What is expected: Go through the listing below and gather every line with the word "rgba".

═════ Data for this task ═════

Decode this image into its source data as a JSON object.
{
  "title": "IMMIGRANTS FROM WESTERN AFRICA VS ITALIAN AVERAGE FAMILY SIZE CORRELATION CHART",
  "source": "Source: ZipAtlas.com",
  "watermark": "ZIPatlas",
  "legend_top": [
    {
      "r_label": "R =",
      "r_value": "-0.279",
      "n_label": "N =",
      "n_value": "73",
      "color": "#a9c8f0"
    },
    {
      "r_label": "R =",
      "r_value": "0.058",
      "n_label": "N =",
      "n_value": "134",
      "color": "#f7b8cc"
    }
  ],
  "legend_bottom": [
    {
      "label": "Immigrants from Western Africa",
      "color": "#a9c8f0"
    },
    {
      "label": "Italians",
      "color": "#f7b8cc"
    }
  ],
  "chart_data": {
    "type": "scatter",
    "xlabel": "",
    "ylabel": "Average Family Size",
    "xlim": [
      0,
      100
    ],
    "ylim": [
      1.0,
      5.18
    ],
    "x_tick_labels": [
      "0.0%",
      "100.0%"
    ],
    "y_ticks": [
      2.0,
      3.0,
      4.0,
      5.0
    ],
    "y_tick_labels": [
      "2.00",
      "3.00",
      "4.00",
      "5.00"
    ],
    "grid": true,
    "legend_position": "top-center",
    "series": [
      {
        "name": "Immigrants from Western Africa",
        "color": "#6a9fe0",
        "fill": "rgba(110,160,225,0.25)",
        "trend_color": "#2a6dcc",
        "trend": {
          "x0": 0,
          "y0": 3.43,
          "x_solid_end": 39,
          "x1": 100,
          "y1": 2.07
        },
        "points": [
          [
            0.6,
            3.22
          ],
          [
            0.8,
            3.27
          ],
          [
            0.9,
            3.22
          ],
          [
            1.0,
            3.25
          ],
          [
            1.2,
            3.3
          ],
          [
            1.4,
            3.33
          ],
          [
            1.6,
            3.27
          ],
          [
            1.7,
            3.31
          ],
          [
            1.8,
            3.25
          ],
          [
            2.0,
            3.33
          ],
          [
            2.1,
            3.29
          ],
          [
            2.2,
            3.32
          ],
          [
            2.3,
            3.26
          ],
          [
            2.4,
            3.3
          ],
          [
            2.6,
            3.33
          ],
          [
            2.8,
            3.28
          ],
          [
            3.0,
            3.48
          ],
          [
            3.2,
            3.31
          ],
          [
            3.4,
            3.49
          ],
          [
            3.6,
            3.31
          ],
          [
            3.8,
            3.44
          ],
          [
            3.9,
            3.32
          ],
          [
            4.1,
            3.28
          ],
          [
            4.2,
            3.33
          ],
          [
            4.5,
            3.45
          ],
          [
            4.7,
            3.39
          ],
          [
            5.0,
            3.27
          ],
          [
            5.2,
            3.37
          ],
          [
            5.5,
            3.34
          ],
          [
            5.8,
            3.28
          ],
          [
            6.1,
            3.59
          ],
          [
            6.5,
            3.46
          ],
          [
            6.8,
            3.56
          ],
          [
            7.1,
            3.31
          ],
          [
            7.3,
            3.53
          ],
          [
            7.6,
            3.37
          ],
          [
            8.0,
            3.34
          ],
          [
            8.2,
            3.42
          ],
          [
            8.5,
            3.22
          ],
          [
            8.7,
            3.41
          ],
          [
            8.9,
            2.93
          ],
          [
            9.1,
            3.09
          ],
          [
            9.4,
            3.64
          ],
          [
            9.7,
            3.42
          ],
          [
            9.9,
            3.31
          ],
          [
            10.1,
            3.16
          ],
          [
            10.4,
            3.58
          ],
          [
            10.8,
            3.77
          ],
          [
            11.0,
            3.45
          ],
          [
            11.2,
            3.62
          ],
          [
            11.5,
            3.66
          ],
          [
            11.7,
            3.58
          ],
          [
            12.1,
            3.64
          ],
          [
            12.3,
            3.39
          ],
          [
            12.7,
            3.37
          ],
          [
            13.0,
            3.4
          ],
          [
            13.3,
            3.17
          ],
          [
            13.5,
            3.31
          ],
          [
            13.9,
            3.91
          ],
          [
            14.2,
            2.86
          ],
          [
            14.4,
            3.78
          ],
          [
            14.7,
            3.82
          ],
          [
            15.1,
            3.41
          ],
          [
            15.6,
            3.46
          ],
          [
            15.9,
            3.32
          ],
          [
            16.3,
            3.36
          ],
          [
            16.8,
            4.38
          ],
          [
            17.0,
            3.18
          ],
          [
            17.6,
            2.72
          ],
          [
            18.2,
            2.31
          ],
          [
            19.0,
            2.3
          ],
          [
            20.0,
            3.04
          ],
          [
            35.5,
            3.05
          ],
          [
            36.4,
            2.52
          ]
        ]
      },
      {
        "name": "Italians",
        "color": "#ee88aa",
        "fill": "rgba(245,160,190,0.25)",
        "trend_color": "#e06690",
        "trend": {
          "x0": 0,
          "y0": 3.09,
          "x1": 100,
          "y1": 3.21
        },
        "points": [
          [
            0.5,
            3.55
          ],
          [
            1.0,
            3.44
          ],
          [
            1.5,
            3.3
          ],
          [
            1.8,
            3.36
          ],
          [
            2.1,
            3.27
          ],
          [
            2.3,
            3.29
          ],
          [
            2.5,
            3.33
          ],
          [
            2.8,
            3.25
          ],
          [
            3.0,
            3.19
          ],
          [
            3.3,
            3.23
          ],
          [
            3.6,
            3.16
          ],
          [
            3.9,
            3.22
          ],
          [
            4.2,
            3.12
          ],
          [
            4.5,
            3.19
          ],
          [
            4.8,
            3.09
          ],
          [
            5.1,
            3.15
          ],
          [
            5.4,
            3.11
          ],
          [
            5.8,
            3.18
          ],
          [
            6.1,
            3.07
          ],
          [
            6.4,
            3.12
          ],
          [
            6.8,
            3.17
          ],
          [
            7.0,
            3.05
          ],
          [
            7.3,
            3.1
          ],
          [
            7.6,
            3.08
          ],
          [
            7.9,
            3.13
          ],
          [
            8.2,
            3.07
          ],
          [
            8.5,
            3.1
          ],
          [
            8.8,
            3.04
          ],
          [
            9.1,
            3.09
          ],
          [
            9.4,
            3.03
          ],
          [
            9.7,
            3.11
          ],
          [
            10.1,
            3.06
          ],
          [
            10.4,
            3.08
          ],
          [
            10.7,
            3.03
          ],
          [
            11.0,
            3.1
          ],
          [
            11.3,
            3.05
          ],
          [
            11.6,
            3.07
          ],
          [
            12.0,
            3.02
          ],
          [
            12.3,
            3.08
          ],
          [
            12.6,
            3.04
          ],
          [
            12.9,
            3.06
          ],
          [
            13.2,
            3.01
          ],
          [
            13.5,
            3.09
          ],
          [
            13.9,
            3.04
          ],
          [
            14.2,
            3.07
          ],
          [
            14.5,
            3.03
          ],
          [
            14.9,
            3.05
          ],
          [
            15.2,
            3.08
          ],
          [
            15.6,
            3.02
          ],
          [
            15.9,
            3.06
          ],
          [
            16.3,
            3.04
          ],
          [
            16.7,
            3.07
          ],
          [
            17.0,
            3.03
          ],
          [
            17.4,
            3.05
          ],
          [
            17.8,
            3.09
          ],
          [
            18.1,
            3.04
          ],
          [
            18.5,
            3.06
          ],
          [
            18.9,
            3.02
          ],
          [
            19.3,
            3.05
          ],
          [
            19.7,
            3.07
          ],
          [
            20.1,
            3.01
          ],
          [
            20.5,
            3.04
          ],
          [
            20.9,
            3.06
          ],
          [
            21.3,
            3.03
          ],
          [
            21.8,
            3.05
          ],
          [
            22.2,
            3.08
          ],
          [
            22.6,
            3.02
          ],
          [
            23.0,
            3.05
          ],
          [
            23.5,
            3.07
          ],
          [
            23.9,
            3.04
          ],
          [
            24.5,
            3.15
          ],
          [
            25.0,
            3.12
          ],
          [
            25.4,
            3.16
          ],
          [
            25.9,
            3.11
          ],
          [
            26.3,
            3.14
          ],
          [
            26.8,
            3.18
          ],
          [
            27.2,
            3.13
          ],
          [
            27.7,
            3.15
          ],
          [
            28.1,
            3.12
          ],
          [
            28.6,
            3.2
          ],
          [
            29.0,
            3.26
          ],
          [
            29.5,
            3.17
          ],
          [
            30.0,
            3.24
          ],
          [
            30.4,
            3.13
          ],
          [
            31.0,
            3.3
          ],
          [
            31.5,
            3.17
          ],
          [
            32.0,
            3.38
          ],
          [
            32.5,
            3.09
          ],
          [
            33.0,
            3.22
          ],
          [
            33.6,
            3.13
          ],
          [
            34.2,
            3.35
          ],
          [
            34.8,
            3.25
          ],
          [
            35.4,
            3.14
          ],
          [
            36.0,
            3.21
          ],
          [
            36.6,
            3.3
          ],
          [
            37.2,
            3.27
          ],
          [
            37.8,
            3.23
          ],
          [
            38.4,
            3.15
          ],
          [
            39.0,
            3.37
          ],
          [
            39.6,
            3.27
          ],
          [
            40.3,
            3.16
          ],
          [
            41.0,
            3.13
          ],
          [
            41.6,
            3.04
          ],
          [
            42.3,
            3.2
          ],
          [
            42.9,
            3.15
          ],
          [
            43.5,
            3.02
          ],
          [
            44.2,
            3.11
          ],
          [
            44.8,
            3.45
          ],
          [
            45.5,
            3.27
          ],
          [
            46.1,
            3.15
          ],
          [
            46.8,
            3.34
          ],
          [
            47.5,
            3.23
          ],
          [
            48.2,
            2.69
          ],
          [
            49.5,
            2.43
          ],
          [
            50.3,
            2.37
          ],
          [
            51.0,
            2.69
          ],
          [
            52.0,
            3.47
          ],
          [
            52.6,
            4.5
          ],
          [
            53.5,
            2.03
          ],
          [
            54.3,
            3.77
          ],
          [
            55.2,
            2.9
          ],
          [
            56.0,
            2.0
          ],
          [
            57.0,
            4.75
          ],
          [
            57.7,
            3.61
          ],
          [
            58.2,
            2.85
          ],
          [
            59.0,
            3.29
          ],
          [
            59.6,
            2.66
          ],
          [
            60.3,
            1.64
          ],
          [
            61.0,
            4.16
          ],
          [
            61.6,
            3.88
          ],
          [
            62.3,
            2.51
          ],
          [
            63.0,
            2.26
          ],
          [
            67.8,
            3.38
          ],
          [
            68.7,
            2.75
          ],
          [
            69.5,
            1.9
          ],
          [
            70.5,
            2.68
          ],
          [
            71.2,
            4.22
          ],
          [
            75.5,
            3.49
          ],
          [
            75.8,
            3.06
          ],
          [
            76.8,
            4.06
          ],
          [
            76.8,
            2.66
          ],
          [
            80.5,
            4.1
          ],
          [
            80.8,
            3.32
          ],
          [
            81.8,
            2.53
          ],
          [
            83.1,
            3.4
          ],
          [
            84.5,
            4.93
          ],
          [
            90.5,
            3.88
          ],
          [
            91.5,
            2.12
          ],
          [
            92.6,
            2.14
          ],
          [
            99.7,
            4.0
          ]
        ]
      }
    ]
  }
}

═════

Task response:
        "fill": "rgba(110,160,225,0.25)",
        "fill": "rgba(245,160,190,0.25)",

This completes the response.